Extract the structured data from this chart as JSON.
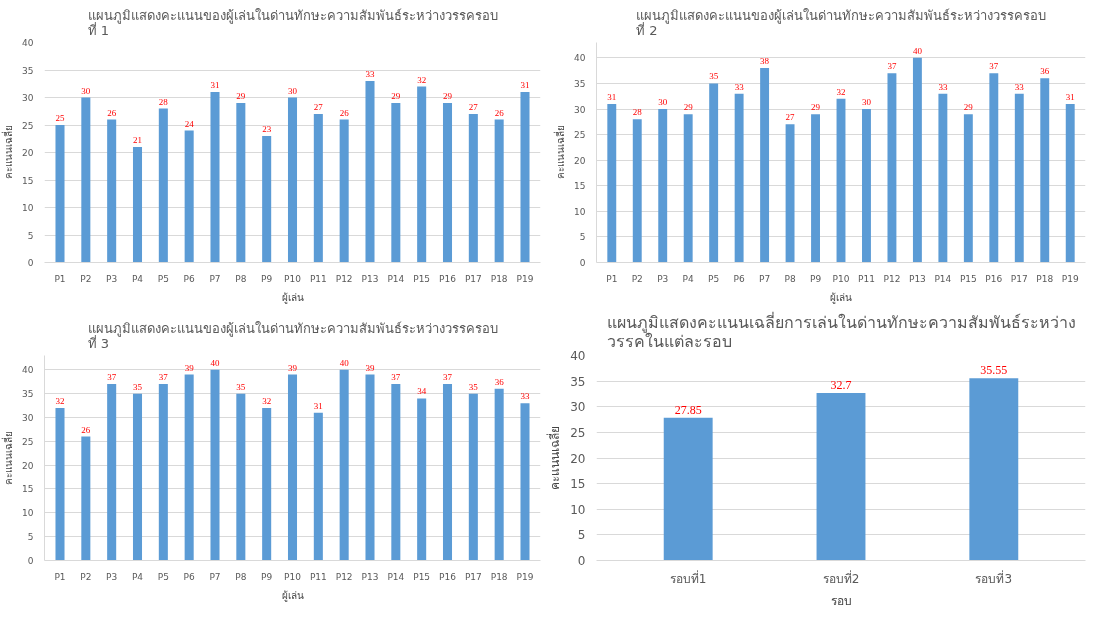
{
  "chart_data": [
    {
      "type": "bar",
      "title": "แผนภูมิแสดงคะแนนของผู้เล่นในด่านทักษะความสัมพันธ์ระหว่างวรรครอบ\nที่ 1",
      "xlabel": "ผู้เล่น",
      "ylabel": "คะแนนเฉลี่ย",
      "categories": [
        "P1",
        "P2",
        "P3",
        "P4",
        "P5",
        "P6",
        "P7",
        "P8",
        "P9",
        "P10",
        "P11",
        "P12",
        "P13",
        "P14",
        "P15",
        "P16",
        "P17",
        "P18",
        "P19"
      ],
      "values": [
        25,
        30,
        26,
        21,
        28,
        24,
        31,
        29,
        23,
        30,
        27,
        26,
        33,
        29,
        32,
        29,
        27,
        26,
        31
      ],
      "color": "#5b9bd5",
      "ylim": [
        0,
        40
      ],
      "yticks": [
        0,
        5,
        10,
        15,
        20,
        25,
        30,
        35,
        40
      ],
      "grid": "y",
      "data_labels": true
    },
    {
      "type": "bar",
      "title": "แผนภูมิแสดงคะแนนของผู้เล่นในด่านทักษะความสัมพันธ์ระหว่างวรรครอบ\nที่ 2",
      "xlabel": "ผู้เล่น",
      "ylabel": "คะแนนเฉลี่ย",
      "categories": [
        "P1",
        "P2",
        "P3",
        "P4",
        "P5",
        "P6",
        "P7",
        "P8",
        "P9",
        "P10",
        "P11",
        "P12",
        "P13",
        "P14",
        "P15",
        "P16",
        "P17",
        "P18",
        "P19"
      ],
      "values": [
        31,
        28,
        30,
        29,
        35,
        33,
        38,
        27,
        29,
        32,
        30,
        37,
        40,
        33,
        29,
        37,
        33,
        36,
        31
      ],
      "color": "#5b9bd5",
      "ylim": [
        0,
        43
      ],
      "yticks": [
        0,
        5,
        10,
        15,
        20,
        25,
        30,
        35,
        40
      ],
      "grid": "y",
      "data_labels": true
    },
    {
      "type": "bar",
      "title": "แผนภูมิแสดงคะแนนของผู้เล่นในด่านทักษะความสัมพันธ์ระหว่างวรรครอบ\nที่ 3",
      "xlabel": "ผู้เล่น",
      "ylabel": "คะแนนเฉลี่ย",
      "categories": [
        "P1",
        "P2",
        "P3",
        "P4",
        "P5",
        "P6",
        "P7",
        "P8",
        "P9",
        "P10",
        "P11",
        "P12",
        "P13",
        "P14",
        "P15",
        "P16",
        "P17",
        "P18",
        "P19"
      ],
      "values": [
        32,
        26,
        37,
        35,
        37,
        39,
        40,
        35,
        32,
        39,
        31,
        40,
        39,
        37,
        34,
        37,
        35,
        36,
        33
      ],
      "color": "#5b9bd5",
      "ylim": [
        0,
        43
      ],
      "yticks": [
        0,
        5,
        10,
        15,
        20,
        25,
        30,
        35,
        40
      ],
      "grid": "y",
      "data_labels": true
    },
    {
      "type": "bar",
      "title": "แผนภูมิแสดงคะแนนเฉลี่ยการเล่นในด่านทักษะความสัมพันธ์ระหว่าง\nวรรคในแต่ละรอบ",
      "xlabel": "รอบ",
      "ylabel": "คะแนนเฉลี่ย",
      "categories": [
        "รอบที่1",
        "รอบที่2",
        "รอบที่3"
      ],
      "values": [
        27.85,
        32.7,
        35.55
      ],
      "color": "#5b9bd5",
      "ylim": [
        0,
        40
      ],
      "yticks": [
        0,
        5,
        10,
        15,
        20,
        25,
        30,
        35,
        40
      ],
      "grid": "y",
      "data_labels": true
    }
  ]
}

- - - -

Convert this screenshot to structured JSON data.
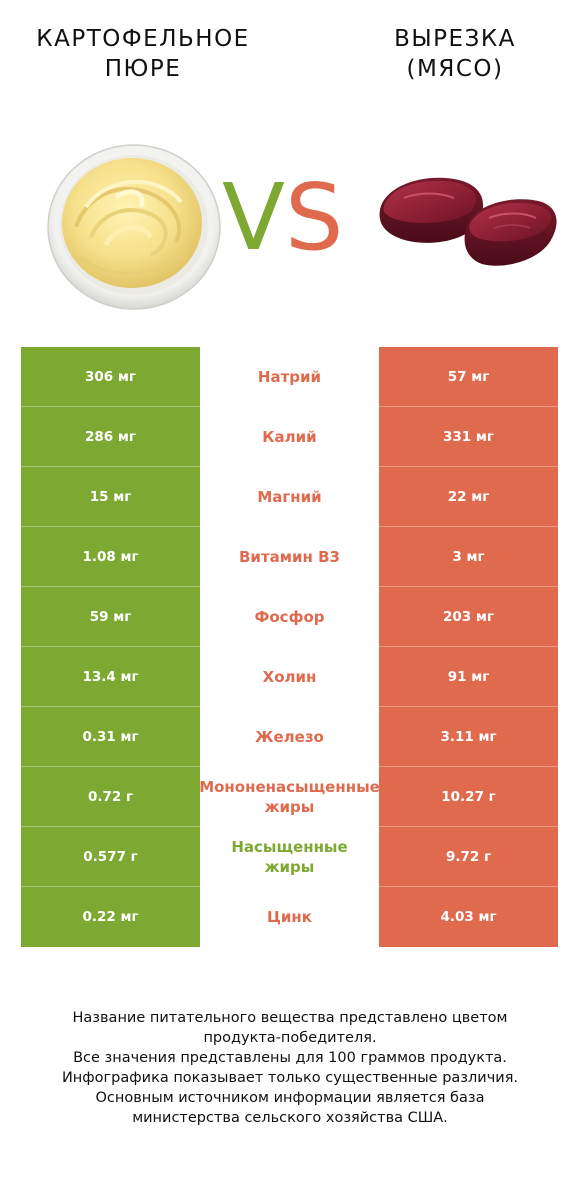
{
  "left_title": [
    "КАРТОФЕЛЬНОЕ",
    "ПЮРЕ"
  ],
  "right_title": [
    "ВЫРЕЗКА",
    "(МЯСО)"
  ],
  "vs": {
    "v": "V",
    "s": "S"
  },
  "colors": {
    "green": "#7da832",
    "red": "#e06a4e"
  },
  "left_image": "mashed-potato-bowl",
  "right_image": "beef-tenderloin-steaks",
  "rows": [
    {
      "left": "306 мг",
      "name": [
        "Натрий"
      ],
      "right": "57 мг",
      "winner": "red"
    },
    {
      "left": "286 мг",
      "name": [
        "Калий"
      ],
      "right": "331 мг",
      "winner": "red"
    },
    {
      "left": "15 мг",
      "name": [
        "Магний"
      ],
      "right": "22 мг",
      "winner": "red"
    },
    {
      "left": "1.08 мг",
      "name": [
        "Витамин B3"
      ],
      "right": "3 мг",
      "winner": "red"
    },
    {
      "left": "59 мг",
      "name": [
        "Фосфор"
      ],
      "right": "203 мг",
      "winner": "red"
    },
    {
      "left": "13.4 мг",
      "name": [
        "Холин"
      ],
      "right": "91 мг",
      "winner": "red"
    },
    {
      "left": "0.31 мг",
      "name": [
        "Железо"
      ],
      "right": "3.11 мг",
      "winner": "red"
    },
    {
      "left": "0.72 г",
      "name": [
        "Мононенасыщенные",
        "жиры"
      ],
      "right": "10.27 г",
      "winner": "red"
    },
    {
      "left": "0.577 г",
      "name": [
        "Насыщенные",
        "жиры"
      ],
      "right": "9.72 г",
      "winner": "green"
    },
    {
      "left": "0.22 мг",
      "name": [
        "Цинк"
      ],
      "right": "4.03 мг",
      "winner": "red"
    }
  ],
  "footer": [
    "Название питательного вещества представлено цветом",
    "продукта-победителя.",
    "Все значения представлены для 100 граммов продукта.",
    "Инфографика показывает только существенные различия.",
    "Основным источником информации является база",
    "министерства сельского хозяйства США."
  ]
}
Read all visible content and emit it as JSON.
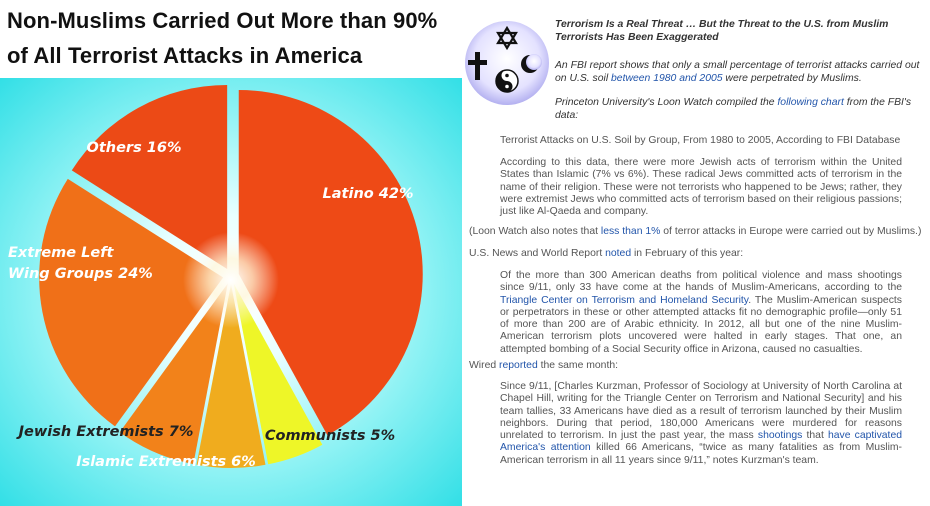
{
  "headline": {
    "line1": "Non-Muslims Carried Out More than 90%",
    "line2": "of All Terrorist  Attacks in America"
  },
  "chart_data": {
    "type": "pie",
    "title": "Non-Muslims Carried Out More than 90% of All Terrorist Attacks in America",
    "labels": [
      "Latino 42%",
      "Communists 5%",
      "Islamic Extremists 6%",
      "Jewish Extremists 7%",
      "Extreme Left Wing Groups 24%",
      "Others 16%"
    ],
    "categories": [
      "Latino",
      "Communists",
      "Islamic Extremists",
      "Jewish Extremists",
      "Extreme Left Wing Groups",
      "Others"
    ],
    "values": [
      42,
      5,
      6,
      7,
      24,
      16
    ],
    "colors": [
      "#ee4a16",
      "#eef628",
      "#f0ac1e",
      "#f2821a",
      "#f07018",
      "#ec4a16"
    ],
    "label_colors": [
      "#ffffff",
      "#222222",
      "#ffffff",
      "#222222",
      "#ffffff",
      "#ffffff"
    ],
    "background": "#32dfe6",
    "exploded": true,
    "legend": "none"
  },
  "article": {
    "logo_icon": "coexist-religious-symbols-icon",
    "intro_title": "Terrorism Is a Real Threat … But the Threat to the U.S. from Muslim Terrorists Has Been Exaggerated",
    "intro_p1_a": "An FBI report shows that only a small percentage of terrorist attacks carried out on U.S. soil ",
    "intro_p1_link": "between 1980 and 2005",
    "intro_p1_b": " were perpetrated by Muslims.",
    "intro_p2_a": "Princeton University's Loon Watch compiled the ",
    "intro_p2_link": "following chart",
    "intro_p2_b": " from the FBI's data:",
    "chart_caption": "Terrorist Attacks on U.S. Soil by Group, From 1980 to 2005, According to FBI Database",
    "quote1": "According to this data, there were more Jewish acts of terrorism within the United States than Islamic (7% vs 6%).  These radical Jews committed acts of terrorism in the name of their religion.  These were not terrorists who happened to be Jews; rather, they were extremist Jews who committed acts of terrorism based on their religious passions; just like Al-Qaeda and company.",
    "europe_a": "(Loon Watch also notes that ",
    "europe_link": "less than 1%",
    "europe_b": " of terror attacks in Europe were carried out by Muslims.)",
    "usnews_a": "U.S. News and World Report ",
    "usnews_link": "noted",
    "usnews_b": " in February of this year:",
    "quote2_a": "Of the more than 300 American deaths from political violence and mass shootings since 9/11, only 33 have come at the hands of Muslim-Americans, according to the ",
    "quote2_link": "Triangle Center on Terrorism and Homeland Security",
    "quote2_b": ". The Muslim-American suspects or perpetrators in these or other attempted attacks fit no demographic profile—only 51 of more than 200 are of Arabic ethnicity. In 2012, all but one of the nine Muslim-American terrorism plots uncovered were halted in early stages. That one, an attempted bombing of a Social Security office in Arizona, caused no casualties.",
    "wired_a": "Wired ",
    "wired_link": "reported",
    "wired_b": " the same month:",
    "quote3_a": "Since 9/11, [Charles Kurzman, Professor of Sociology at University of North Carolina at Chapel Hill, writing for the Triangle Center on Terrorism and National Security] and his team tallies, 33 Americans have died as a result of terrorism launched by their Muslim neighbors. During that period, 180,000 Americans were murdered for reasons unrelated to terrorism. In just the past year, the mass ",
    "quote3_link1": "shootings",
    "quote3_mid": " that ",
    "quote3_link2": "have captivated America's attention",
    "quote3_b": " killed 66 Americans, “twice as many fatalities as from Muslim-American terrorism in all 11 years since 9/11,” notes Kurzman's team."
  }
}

- - - -

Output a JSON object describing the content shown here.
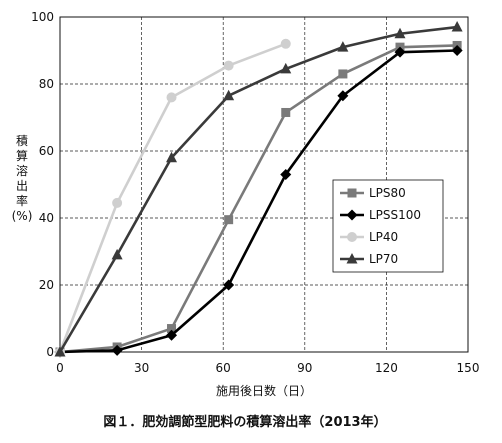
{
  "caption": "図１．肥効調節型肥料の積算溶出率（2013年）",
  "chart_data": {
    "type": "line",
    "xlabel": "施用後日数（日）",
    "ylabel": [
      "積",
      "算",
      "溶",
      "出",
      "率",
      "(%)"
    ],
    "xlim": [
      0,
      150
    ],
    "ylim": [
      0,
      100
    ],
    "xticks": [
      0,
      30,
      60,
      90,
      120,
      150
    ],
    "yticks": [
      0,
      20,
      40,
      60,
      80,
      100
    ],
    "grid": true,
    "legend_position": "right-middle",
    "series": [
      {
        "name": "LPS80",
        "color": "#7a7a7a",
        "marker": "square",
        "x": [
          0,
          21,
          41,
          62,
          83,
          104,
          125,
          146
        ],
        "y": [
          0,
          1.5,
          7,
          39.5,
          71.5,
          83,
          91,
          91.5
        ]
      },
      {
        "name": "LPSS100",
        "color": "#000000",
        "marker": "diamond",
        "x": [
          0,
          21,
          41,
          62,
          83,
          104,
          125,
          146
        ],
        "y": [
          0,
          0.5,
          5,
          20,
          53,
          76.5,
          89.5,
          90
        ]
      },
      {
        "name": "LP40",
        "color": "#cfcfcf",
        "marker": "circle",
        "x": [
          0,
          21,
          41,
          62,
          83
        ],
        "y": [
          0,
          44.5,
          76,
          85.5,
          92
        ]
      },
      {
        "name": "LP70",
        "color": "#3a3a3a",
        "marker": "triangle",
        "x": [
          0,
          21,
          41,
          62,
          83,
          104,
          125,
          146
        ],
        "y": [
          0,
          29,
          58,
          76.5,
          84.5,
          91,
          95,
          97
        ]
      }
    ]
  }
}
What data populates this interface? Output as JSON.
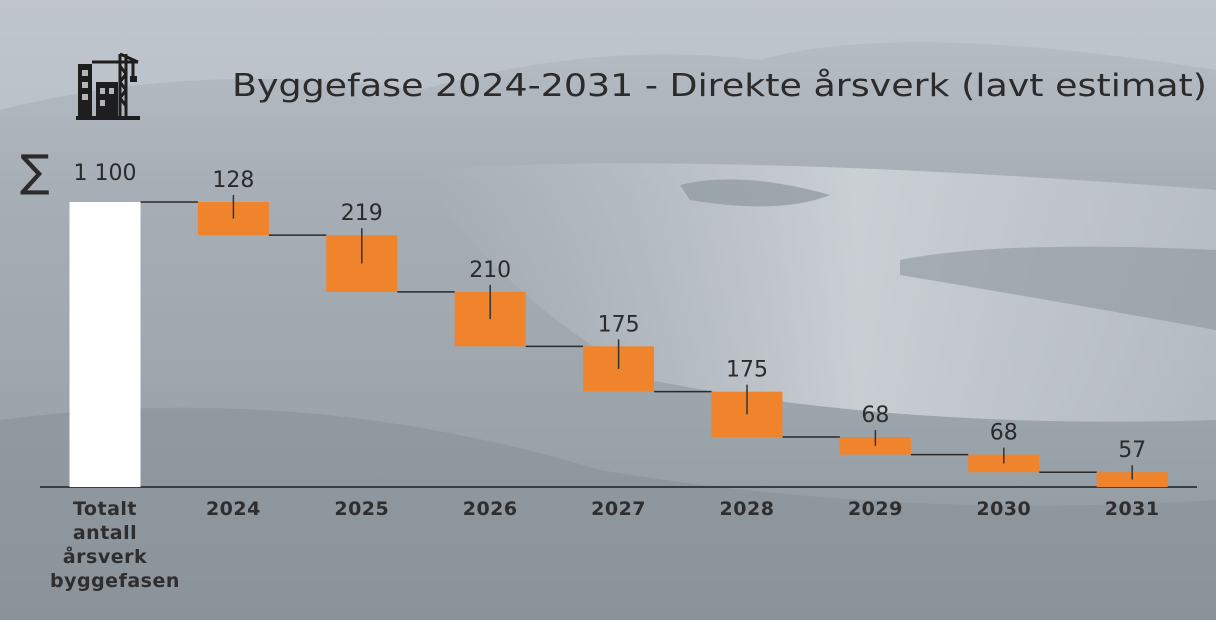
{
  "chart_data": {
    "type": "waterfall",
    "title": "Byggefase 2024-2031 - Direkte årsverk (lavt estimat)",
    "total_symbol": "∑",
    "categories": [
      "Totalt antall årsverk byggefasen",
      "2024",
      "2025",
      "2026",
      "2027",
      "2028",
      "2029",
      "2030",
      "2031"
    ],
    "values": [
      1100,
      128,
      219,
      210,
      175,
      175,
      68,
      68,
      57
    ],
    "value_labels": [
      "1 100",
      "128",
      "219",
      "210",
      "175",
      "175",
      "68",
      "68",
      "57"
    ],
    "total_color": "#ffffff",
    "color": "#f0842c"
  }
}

- - - -

§ **Set task**
Report back each line of the entries that holds the string "Islamic".

§ **Result**
      "Islamic Extremists 6%",
      "Islamic Extremists",
    "quote1": "According to this data, there were more Jewish acts of terrorism within the United States than Islamic (7% vs 6%).  These radical Jews committed acts of terrorism in the name of their religion.  These were not terrorists who happened to be Jews; rather, they were extremist Jews who committed acts of terrorism based on their religious passions; just like Al-Qaeda and company.",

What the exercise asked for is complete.